# Objective
In the entries below, find every line holding the string "広島大学名誉教授" and collect it.

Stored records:
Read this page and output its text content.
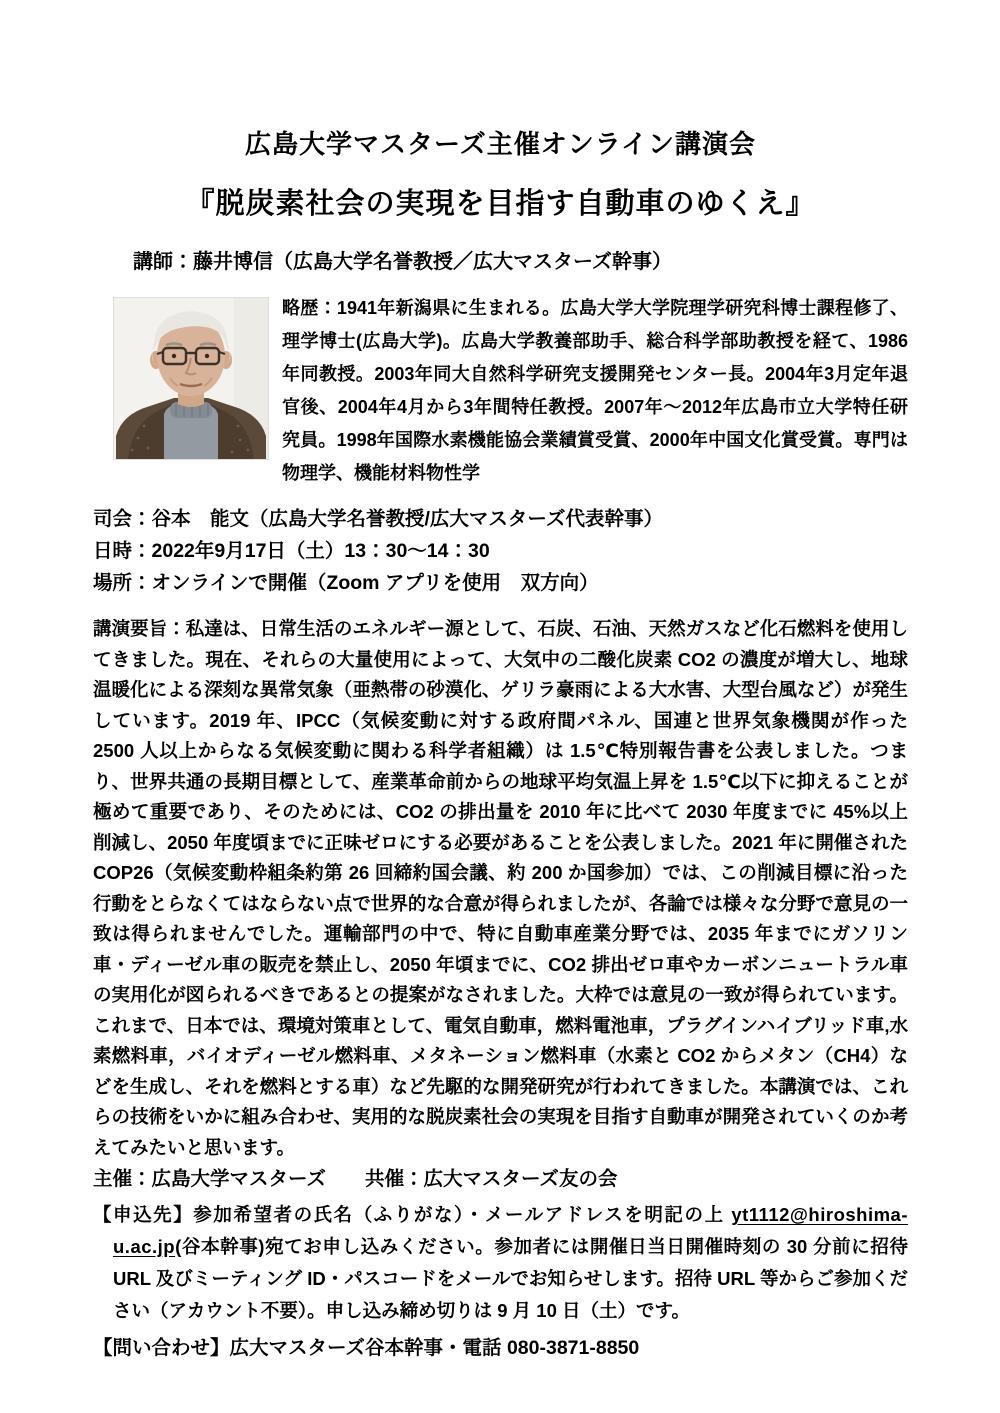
広島大学マスターズ主催オンライン講演会
『脱炭素社会の実現を目指す自動車のゆくえ』
講師：藤井博信（広島大学名誉教授／広大マスターズ幹事）

略歴：1941年新潟県に生まれる。広島大学大学院理学研究科博士課程修了、理学博士(広島大学)。広島大学教養部助手、総合科学部助教授を経て、1986年同教授。2003年同大自然科学研究支援開発センター長。2004年3月定年退官後、2004年4月から3年間特任教授。2007年～2012年広島市立大学特任研究員。1998年国際水素機能協会業績賞受賞、2000年中国文化賞受賞。専門は物理学、機能材料物性学

司会：谷本　能文（広島大学名誉教授/広大マスターズ代表幹事）
日時：2022年9月17日（土）13：30～14：30
場所：オンラインで開催（Zoom アプリを使用　双方向）

講演要旨：私達は、日常生活のエネルギー源として、石炭、石油、天然ガスなど化石燃料を使用してきました。現在、それらの大量使用によって、大気中の二酸化炭素 CO2 の濃度が増大し、地球温暖化による深刻な異常気象（亜熱帯の砂漠化、ゲリラ豪雨による大水害、大型台風など）が発生しています。2019 年、IPCC（気候変動に対する政府間パネル、国連と世界気象機関が作った 2500 人以上からなる気候変動に関わる科学者組織）は 1.5℃特別報告書を公表しました。つまり、世界共通の長期目標として、産業革命前からの地球平均気温上昇を 1.5℃以下に抑えることが極めて重要であり、そのためには、CO2 の排出量を 2010 年に比べて 2030 年度までに 45%以上削減し、2050 年度頃までに正味ゼロにする必要があることを公表しました。2021 年に開催された COP26（気候変動枠組条約第 26 回締約国会議、約 200 か国参加）では、この削減目標に沿った行動をとらなくてはならない点で世界的な合意が得られましたが、各論では様々な分野で意見の一致は得られませんでした。運輸部門の中で、特に自動車産業分野では、2035 年までにガソリン車・ディーゼル車の販売を禁止し、2050 年頃までに、CO2 排出ゼロ車やカーボンニュートラル車の実用化が図られるべきであるとの提案がなされました。大枠では意見の一致が得られています。これまで、日本では、環境対策車として、電気自動車，燃料電池車，プラグインハイブリッド車,水素燃料車，バイオディーゼル燃料車、メタネーション燃料車（水素と CO2 からメタン（CH4）などを生成し、それを燃料とする車）など先駆的な開発研究が行われてきました。本講演では、これらの技術をいかに組み合わせ、実用的な脱炭素社会の実現を目指す自動車が開発されていくのか考えてみたいと思います。

主催：広島大学マスターズ　　共催：広大マスターズ友の会

【申込先】参加希望者の氏名（ふりがな）・メールアドレスを明記の上 yt1112@hiroshima-u.ac.jp(谷本幹事)宛てお申し込みください。参加者には開催日当日開催時刻の 30 分前に招待 URL 及びミーティング ID・パスコードをメールでお知らせします。招待 URL 等からご参加ください（アカウント不要）。申し込み締め切りは 9 月 10 日（土）です。

【問い合わせ】広大マスターズ谷本幹事・電話 080-3871-8850
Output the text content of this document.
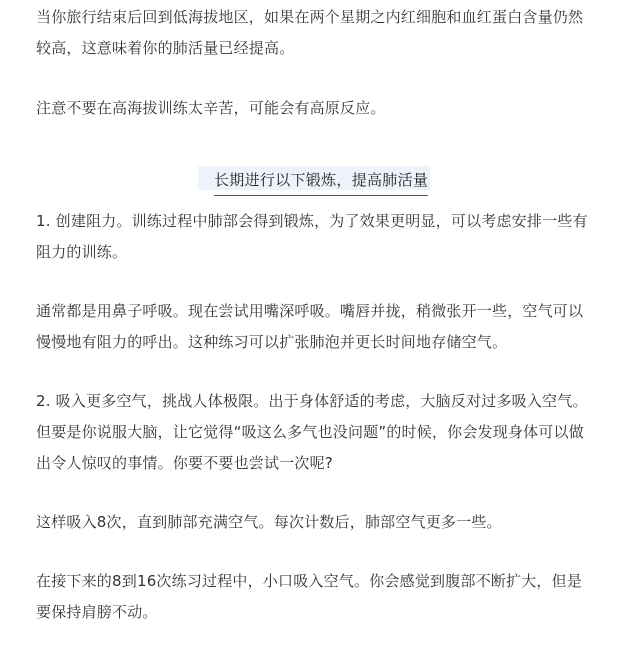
当你旅行结束后回到低海拔地区，如果在两个星期之内红细胞和血红蛋白含量仍然较高，这意味着你的肺活量已经提高。

注意不要在高海拔训练太辛苦，可能会有高原反应。

长期进行以下锻炼，提高肺活量

1. 创建阻力。训练过程中肺部会得到锻炼，为了效果更明显，可以考虑安排一些有阻力的训练。

通常都是用鼻子呼吸。现在尝试用嘴深呼吸。嘴唇并拢，稍微张开一些，空气可以慢慢地有阻力的呼出。这种练习可以扩张肺泡并更长时间地存储空气。

2. 吸入更多空气，挑战人体极限。出于身体舒适的考虑，大脑反对过多吸入空气。但要是你说服大脑，让它觉得“吸这么多气也没问题”的时候，你会发现身体可以做出令人惊叹的事情。你要不要也尝试一次呢?

这样吸入8次，直到肺部充满空气。每次计数后，肺部空气更多一些。

在接下来的8到16次练习过程中，小口吸入空气。你会感觉到腹部不断扩大，但是要保持肩膀不动。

# Result of this task
講師：藤井博信（広島大学名誉教授／広大マスターズ幹事）
司会：谷本　能文（広島大学名誉教授/広大マスターズ代表幹事）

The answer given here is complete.